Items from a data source

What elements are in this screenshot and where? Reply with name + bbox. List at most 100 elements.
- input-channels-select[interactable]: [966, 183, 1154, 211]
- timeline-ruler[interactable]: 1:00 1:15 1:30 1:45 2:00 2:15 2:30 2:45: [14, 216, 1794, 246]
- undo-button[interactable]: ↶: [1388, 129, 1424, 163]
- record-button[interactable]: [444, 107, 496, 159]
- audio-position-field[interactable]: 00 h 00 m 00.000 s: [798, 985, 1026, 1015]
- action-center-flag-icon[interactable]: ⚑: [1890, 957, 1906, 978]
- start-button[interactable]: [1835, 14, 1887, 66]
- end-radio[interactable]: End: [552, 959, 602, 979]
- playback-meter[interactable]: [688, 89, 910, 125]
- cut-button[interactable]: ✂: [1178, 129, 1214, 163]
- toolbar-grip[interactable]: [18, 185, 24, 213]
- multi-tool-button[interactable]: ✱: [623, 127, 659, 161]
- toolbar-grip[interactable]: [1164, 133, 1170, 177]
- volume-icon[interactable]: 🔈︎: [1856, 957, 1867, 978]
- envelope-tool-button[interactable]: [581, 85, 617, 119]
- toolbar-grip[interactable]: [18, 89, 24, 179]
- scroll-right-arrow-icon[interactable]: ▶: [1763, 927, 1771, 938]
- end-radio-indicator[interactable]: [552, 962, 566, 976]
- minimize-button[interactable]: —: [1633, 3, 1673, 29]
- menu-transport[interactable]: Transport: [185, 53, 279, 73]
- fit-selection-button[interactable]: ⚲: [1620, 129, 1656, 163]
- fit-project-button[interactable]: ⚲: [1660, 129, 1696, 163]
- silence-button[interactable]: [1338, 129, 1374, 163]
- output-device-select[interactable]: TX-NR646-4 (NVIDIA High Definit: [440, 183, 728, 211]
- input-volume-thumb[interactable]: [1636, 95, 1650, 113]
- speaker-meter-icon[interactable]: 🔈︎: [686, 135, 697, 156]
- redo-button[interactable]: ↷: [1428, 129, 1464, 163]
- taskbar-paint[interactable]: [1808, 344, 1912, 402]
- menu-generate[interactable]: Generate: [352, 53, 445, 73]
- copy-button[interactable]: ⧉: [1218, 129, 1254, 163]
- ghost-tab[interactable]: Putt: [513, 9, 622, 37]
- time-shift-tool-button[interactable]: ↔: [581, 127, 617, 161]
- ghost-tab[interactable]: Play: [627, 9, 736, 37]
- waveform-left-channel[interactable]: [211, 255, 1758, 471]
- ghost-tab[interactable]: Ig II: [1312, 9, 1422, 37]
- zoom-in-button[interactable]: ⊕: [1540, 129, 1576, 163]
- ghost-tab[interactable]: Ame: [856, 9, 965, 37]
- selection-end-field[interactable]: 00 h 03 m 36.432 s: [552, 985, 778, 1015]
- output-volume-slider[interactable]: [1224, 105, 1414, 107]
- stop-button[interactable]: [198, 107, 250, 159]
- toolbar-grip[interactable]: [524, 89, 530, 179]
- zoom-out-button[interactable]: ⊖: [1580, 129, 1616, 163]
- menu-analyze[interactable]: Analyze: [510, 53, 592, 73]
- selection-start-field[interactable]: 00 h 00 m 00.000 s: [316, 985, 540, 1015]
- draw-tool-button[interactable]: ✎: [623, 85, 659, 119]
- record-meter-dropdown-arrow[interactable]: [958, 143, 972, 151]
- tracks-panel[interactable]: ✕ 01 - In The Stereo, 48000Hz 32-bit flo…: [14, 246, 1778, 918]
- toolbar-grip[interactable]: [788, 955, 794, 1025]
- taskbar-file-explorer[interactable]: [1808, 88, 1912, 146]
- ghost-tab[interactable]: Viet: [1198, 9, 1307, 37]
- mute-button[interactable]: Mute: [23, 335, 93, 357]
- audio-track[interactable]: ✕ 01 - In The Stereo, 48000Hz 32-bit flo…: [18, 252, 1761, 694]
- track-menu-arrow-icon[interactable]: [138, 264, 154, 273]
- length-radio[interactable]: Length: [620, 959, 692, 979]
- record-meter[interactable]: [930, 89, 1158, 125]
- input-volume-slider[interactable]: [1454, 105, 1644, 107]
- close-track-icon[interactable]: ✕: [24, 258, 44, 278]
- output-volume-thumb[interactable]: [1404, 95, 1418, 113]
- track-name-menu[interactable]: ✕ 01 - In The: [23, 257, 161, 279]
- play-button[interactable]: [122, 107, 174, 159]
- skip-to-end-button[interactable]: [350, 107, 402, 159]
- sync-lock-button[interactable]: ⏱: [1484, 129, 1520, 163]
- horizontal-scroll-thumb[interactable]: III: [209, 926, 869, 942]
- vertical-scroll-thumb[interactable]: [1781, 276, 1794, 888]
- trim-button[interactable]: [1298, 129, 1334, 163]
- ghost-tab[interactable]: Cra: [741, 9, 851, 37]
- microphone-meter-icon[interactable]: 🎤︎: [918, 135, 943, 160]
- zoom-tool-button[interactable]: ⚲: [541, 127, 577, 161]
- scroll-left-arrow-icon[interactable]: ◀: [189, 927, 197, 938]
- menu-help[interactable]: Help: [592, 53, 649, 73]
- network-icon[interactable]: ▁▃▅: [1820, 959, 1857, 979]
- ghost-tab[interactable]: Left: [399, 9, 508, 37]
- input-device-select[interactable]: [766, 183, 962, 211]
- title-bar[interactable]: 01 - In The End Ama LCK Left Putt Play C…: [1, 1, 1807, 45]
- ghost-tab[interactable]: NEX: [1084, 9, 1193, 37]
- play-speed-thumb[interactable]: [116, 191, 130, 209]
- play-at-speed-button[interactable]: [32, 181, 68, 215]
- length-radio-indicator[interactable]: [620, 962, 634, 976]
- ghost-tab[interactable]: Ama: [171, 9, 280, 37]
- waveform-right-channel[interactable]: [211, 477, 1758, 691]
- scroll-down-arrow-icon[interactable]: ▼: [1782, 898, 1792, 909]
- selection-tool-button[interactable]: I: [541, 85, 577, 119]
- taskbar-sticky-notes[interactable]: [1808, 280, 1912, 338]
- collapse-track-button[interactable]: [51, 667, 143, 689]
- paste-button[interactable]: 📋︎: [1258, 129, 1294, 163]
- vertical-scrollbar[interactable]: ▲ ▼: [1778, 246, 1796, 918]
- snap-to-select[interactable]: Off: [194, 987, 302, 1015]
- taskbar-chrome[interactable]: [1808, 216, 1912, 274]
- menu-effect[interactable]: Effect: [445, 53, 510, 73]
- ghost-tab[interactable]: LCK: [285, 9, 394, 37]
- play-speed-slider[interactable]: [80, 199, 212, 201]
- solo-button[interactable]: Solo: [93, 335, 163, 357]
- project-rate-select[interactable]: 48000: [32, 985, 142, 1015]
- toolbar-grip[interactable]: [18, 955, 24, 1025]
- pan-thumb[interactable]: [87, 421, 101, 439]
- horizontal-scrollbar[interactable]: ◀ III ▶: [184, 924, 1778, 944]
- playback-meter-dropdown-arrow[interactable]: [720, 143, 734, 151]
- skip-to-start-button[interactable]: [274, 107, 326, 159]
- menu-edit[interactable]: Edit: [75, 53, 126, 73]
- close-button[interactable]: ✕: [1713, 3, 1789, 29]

Directions:
How many lines of the records contain the string "toolbar"? Reply with the number only.

Complete output:
6